__Task objective__
Could you extract every entry below and reproduce it exactly?

__Material supplied__
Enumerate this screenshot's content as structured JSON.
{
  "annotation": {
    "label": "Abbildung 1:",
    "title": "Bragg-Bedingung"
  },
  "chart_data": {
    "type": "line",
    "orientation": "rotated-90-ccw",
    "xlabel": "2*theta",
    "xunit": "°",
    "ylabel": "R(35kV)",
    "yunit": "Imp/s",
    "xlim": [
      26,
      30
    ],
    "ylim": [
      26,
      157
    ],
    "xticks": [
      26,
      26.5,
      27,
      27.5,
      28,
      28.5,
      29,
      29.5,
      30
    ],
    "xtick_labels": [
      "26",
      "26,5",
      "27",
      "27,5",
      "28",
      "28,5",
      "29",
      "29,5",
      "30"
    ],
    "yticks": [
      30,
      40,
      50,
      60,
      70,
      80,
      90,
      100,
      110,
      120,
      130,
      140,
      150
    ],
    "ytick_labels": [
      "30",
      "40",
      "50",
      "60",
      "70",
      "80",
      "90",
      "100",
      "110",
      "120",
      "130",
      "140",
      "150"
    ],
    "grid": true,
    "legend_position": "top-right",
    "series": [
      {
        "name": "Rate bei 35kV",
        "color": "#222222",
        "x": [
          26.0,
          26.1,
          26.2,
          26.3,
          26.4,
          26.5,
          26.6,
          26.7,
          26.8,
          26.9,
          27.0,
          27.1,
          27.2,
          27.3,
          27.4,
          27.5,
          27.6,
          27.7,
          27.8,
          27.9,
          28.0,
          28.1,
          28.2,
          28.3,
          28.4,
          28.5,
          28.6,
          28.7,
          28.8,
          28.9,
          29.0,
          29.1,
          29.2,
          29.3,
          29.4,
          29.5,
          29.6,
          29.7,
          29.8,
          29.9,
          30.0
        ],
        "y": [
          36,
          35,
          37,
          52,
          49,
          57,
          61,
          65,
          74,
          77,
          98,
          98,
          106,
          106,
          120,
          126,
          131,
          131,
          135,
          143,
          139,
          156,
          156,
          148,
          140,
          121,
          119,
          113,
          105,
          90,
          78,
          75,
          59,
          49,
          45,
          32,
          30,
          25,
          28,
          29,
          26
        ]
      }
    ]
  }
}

__Output for this task__
Enumerate this screenshot's content as structured JSON.
{
  "annotation": {
    "label": "Abbildung 1:",
    "title": "Bragg-Bedingung"
  },
  "chart_data": {
    "type": "line",
    "orientation": "rotated-90-ccw",
    "xlabel": "2*theta",
    "xunit": "°",
    "ylabel": "R(35kV)",
    "yunit": "Imp/s",
    "xlim": [
      26,
      30
    ],
    "ylim": [
      26,
      157
    ],
    "xticks": [
      26,
      26.5,
      27,
      27.5,
      28,
      28.5,
      29,
      29.5,
      30
    ],
    "xtick_labels": [
      "26",
      "26,5",
      "27",
      "27,5",
      "28",
      "28,5",
      "29",
      "29,5",
      "30"
    ],
    "yticks": [
      30,
      40,
      50,
      60,
      70,
      80,
      90,
      100,
      110,
      120,
      130,
      140,
      150
    ],
    "ytick_labels": [
      "30",
      "40",
      "50",
      "60",
      "70",
      "80",
      "90",
      "100",
      "110",
      "120",
      "130",
      "140",
      "150"
    ],
    "grid": true,
    "legend_position": "top-right",
    "series": [
      {
        "name": "Rate bei 35kV",
        "color": "#222222",
        "x": [
          26.0,
          26.1,
          26.2,
          26.3,
          26.4,
          26.5,
          26.6,
          26.7,
          26.8,
          26.9,
          27.0,
          27.1,
          27.2,
          27.3,
          27.4,
          27.5,
          27.6,
          27.7,
          27.8,
          27.9,
          28.0,
          28.1,
          28.2,
          28.3,
          28.4,
          28.5,
          28.6,
          28.7,
          28.8,
          28.9,
          29.0,
          29.1,
          29.2,
          29.3,
          29.4,
          29.5,
          29.6,
          29.7,
          29.8,
          29.9,
          30.0
        ],
        "y": [
          36,
          35,
          37,
          52,
          49,
          57,
          61,
          65,
          74,
          77,
          98,
          98,
          106,
          106,
          120,
          126,
          131,
          131,
          135,
          143,
          139,
          156,
          156,
          148,
          140,
          121,
          119,
          113,
          105,
          90,
          78,
          75,
          59,
          49,
          45,
          32,
          30,
          25,
          28,
          29,
          26
        ]
      }
    ]
  }
}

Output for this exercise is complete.